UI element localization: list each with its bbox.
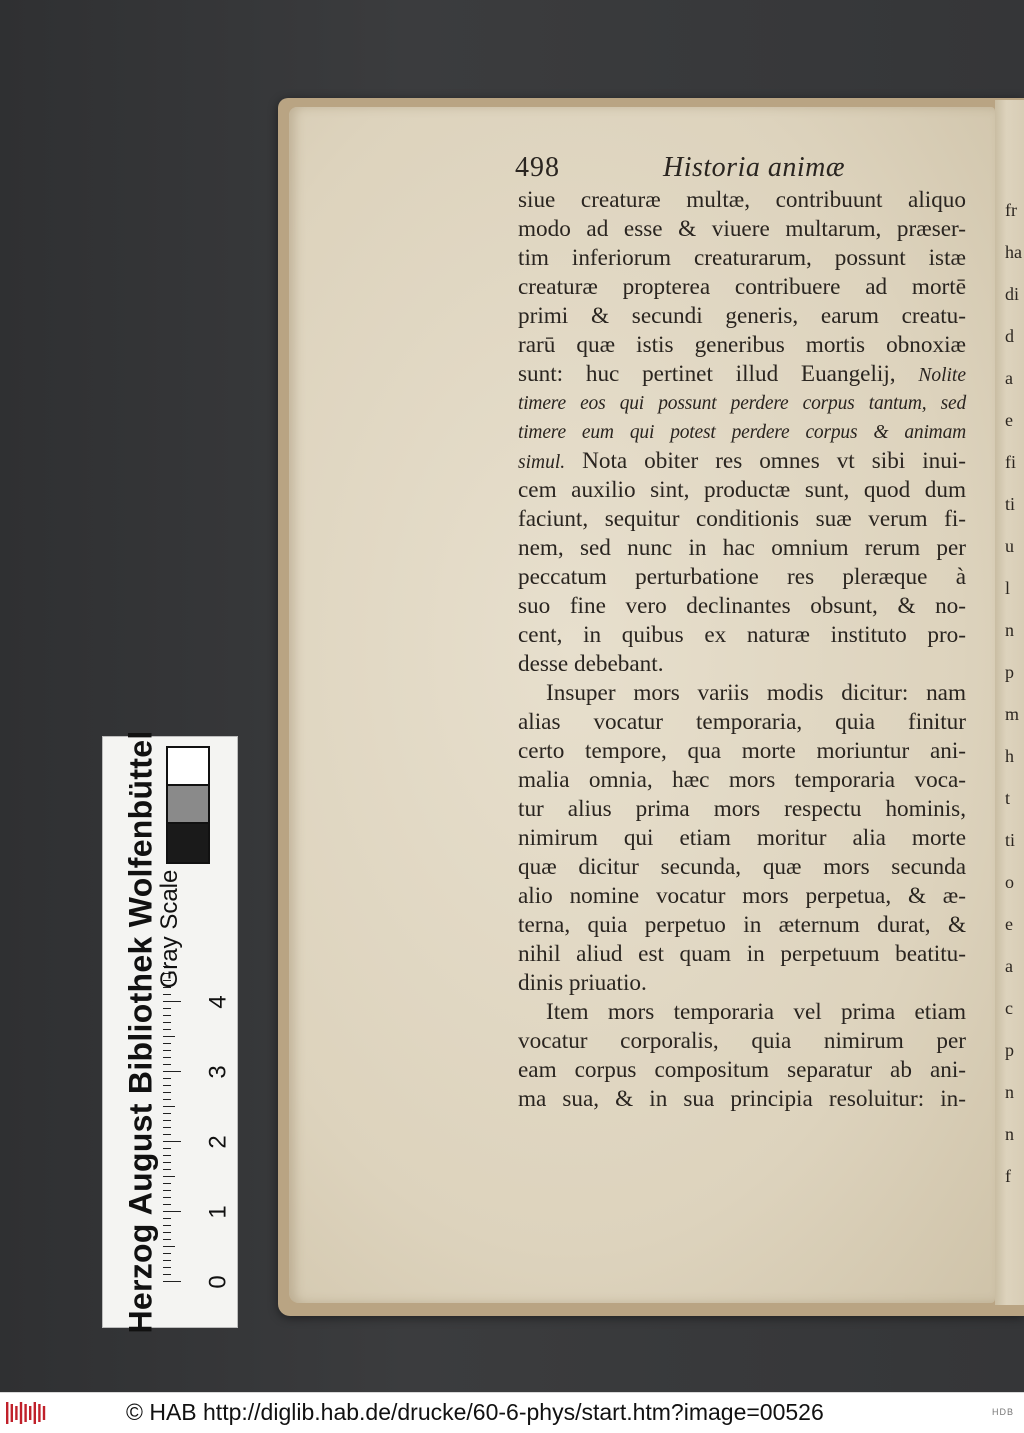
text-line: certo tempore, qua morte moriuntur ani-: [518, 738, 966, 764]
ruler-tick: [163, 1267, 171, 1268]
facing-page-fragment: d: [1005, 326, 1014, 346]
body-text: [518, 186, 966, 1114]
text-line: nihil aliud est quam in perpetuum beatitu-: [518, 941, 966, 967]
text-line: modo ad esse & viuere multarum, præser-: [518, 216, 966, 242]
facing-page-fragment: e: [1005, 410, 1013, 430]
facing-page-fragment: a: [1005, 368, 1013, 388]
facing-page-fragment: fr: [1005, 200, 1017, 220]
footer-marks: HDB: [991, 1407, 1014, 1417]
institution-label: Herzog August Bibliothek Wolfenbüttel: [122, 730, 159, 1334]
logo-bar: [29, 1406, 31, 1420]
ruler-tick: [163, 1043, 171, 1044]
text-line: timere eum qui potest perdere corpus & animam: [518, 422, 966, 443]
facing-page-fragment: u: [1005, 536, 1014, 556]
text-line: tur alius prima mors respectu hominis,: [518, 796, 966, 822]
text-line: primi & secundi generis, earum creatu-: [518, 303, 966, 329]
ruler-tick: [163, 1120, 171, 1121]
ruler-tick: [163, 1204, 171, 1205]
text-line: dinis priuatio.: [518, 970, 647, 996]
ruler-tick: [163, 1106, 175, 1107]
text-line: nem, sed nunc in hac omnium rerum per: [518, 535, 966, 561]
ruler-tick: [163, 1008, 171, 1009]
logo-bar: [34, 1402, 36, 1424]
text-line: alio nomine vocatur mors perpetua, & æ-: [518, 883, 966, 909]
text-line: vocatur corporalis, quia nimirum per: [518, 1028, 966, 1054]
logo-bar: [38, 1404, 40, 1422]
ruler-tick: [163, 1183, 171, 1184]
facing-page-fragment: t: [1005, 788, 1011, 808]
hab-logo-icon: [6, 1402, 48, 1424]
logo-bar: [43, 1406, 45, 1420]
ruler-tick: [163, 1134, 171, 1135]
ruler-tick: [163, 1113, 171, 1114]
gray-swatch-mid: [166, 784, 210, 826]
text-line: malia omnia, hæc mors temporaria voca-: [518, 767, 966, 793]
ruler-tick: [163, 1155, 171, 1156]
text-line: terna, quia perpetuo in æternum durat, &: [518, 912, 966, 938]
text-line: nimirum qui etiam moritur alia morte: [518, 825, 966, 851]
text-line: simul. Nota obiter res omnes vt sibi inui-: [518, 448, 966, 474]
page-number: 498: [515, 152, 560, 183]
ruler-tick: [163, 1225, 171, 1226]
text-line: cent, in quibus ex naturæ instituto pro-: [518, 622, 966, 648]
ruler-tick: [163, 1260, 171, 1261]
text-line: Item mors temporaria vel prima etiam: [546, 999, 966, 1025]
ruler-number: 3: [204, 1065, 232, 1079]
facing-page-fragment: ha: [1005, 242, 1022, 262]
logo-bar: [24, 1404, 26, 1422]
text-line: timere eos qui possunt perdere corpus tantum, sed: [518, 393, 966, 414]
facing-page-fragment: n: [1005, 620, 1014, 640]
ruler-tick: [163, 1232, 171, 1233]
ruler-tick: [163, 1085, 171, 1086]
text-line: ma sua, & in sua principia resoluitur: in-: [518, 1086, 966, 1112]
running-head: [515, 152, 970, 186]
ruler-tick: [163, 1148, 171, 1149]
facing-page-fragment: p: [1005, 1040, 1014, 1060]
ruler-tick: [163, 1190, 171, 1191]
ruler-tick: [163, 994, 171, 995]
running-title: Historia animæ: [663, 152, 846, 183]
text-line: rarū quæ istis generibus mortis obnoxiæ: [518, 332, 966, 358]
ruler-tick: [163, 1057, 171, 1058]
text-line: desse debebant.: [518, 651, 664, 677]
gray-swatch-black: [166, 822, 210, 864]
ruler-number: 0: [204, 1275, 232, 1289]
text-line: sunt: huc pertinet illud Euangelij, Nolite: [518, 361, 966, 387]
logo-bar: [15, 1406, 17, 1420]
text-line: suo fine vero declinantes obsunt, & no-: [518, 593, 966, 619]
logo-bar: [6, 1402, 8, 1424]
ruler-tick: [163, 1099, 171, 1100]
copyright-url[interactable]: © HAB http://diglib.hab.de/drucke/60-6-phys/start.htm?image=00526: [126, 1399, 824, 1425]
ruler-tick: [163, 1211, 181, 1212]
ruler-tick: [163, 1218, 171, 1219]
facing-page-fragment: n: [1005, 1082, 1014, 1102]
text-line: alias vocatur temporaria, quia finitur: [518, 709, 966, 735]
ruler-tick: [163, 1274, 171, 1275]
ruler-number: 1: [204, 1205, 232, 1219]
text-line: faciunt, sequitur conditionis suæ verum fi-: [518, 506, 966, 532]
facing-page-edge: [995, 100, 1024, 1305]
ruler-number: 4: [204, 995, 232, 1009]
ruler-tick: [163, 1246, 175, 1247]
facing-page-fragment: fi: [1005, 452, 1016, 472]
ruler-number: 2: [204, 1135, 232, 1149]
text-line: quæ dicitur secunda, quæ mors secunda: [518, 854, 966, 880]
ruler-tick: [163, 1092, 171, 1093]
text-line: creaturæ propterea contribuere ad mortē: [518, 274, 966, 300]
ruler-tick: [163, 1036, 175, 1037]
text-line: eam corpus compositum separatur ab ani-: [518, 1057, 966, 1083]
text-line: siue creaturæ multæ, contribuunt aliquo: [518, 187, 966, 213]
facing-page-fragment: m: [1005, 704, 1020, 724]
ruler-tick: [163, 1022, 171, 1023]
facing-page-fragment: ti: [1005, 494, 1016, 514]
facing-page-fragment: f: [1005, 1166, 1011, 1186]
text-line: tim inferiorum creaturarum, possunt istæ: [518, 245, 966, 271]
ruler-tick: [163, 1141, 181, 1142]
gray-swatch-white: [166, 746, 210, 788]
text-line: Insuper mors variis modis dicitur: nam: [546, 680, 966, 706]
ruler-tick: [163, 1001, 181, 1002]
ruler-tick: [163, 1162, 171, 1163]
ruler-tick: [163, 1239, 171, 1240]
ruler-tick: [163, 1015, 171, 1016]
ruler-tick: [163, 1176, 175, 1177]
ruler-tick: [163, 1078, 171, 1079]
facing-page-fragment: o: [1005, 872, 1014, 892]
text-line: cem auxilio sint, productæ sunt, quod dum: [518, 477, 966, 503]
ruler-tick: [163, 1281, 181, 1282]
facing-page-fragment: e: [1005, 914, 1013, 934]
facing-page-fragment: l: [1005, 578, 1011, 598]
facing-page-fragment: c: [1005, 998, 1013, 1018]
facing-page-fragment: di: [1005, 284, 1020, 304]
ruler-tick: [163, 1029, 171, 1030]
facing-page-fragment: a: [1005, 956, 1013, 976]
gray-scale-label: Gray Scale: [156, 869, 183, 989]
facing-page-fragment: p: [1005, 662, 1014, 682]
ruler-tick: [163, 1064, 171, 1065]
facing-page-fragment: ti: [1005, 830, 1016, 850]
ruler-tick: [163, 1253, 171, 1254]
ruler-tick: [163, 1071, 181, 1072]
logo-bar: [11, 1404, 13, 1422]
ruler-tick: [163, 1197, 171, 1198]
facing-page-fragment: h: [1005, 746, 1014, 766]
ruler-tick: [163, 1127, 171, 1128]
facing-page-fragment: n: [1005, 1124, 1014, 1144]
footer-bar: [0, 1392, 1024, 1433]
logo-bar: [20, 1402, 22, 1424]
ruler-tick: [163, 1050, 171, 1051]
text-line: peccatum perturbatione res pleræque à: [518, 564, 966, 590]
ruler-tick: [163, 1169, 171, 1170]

###

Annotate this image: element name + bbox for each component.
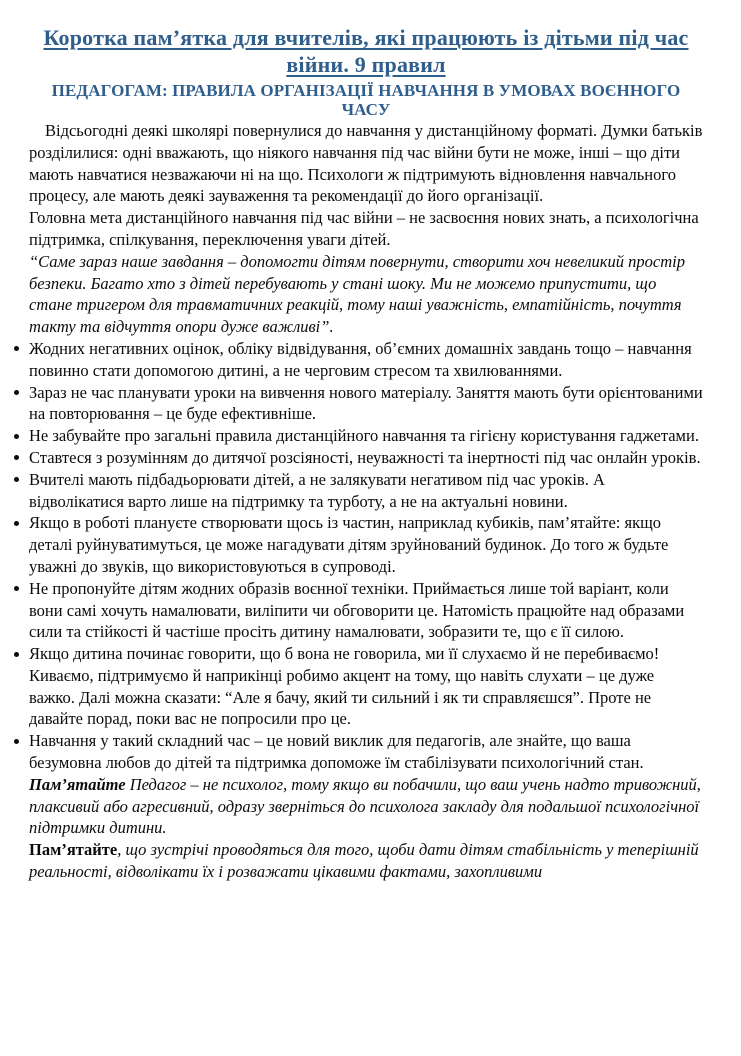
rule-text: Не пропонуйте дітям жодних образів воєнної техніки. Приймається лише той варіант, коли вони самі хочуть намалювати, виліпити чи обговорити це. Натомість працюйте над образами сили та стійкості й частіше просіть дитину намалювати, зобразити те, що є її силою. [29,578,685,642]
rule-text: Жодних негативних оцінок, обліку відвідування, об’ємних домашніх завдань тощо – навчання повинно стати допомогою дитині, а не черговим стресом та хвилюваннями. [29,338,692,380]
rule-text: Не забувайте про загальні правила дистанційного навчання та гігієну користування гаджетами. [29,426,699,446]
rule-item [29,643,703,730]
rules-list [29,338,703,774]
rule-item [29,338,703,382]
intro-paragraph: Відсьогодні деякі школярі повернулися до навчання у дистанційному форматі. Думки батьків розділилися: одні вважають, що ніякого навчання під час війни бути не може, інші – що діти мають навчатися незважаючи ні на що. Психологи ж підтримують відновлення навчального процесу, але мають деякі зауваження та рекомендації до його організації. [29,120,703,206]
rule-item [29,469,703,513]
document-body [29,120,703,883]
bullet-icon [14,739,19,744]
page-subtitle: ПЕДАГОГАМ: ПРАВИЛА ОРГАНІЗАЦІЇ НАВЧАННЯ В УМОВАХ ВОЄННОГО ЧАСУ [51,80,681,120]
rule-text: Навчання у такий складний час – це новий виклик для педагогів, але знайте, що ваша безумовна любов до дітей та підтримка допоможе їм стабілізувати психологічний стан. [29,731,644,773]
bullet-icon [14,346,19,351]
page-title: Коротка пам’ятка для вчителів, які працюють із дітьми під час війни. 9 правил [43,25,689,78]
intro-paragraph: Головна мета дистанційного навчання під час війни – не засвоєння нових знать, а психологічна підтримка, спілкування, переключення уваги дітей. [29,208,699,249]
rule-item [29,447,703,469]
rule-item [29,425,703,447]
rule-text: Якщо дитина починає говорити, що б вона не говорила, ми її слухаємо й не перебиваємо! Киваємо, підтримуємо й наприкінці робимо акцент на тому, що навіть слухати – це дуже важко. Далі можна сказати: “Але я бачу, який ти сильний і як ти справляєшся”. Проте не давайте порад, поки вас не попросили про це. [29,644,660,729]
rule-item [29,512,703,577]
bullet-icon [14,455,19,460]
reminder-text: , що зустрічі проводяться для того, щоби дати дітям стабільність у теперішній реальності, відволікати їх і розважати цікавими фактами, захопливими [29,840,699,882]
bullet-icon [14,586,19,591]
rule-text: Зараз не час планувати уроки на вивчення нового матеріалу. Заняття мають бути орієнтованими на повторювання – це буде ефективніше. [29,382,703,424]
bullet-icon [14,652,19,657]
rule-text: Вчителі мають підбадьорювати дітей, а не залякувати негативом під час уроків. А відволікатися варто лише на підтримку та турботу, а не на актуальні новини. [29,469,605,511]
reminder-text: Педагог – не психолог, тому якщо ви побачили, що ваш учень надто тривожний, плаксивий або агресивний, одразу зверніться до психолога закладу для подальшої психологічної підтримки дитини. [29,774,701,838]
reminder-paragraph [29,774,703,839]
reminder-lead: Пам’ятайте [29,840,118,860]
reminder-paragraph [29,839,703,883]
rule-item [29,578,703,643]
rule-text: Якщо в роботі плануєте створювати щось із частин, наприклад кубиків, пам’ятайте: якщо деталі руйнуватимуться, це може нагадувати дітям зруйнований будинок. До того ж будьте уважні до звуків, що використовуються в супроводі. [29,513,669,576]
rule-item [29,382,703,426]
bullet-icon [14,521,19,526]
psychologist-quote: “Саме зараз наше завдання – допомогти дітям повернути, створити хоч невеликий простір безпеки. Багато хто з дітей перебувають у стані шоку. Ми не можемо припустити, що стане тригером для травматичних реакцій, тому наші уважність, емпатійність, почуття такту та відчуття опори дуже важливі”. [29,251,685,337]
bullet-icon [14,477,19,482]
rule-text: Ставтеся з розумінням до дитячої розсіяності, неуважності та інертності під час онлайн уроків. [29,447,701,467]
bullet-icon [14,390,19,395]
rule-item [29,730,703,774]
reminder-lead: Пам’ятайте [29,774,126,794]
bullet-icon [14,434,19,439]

###

Problem to work on >> Render the listing from the line with "text-line: certo tempore, qua" to the line with "ruler-tick: [163, 1043, 171, 1044]" as a Markdown table with columns Row and Line, skipping any blank lines.

Finished exercise >>
| Row | Line |
|---|---|
| 1 | text-line: certo tempore, qua morte moriuntur ani-: [518, 738, 966, 764] |
| 2 | ruler-tick: [163, 1267, 171, 1268] |
| 3 | facing-page-fragment: d: [1005, 326, 1014, 346] |
| 4 | body-text: [518, 186, 966, 1114] |
| 5 | text-line: nihil aliud est quam in perpetuum beatitu-: [518, 941, 966, 967] |
| 6 | text-line: modo ad esse & viuere multarum, præser-: [518, 216, 966, 242] |
| 7 | facing-page-fragment: e: [1005, 410, 1013, 430] |
| 8 | facing-page-fragment: a: [1005, 368, 1013, 388] |
| 9 | facing-page-fragment: fr: [1005, 200, 1017, 220] |
| 10 | footer-marks: HDB: [991, 1407, 1014, 1417] |
| 11 | institution-label: Herzog August Bibliothek Wolfenbüttel: [122, 730, 159, 1334] |
| 12 | logo-bar: [29, 1406, 31, 1420] |
| 13 | ruler-tick: [163, 1043, 171, 1044] |